• EXERCISE INSTRUCTIONS: Emit the entire listing verbatim.
·····
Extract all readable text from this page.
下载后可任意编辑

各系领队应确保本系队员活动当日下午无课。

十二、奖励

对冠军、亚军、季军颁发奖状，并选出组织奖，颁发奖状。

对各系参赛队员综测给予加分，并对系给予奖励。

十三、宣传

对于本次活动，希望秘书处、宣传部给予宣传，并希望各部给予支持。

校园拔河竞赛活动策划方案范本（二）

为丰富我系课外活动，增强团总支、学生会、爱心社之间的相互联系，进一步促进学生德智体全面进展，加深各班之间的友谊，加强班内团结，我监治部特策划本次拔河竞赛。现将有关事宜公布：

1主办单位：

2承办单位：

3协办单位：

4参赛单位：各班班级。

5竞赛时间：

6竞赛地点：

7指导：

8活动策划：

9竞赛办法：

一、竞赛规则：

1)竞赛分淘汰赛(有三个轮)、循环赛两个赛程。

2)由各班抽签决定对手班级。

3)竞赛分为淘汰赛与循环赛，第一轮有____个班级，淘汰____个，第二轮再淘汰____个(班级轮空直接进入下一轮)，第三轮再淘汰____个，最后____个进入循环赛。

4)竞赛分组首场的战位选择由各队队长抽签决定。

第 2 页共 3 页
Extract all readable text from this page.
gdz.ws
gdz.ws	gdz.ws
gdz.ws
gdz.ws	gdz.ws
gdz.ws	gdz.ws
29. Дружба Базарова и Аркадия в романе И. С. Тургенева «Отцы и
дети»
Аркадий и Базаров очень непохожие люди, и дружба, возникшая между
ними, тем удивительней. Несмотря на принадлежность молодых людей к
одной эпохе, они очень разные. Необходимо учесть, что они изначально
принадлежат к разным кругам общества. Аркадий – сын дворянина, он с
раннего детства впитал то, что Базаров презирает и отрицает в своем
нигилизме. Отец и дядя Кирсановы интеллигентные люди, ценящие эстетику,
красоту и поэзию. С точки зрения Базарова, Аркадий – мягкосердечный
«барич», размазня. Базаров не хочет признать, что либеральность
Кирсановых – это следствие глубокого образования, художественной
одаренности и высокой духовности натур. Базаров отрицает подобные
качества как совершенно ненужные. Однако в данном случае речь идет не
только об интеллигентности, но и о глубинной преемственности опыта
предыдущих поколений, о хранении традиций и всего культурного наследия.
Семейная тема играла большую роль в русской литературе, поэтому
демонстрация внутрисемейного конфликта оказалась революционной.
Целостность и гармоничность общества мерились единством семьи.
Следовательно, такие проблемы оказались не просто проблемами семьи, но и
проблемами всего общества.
·····
• EXPECTED OUTPUT:
Extract all readable text from this page.
下载后可任意编辑

各系领队应确保本系队员活动当日下午无课。

十二、奖励

对冠军、亚军、季军颁发奖状，并选出组织奖，颁发奖状。

对各系参赛队员综测给予加分，并对系给予奖励。

十三、宣传

对于本次活动，希望秘书处、宣传部给予宣传，并希望各部给予支持。

校园拔河竞赛活动策划方案范本（二）

为丰富我系课外活动，增强团总支、学生会、爱心社之间的相互联系，进一步促进学生德智体全面进展，加深各班之间的友谊，加强班内团结，我监治部特策划本次拔河竞赛。现将有关事宜公布：

1主办单位：

2承办单位：

3协办单位：

4参赛单位：各班班级。

5竞赛时间：

6竞赛地点：

7指导：

8活动策划：

9竞赛办法：

一、竞赛规则：

1)竞赛分淘汰赛(有三个轮)、循环赛两个赛程。

2)由各班抽签决定对手班级。

3)竞赛分为淘汰赛与循环赛，第一轮有____个班级，淘汰____个，第二轮再淘汰____个(班级轮空直接进入下一轮)，第三轮再淘汰____个，最后____个进入循环赛。

4)竞赛分组首场的战位选择由各队队长抽签决定。

第 2 页共 3 页
Extract all readable text from this page.
gdz.ws
gdz.ws	gdz.ws
gdz.ws
gdz.ws	gdz.ws
gdz.ws	gdz.ws
29. Дружба Базарова и Аркадия в романе И. С. Тургенева «Отцы и
дети»
Аркадий и Базаров очень непохожие люди, и дружба, возникшая между
ними, тем удивительней. Несмотря на принадлежность молодых людей к
одной эпохе, они очень разные. Необходимо учесть, что они изначально
принадлежат к разным кругам общества. Аркадий – сын дворянина, он с
раннего детства впитал то, что Базаров презирает и отрицает в своем
нигилизме. Отец и дядя Кирсановы интеллигентные люди, ценящие эстетику,
красоту и поэзию. С точки зрения Базарова, Аркадий – мягкосердечный
«барич», размазня. Базаров не хочет признать, что либеральность
Кирсановых – это следствие глубокого образования, художественной
одаренности и высокой духовности натур. Базаров отрицает подобные
качества как совершенно ненужные. Однако в данном случае речь идет не
только об интеллигентности, но и о глубинной преемственности опыта
предыдущих поколений, о хранении традиций и всего культурного наследия.
Семейная тема играла большую роль в русской литературе, поэтому
демонстрация внутрисемейного конфликта оказалась революционной.
Целостность и гармоничность общества мерились единством семьи.
Следовательно, такие проблемы оказались не просто проблемами семьи, но и
проблемами всего общества.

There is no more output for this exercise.